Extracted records

* * *

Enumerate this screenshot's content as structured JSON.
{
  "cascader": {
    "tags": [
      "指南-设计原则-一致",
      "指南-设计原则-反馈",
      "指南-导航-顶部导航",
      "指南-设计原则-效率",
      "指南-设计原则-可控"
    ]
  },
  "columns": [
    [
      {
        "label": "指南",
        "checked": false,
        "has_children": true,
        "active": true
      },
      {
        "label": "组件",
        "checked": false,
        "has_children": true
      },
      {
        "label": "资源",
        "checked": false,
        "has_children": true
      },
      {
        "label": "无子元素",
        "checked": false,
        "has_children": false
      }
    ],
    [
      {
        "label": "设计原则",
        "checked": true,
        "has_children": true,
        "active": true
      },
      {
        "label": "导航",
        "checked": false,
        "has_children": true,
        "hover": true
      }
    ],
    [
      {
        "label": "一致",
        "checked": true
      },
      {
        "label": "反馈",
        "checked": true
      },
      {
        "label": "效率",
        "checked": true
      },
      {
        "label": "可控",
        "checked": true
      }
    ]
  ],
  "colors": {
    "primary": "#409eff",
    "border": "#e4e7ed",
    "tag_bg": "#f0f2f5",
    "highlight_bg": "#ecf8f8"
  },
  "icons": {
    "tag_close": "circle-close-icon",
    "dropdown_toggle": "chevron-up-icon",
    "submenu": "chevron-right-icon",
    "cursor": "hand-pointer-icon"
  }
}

* * *

* _What to work on_: Collect each line holding the string "设计原则".

* _Correct output_:
      "指南-设计原则-一致",
      "指南-设计原则-反馈",
      "指南-设计原则-效率",
      "指南-设计原则-可控"
        "label": "设计原则",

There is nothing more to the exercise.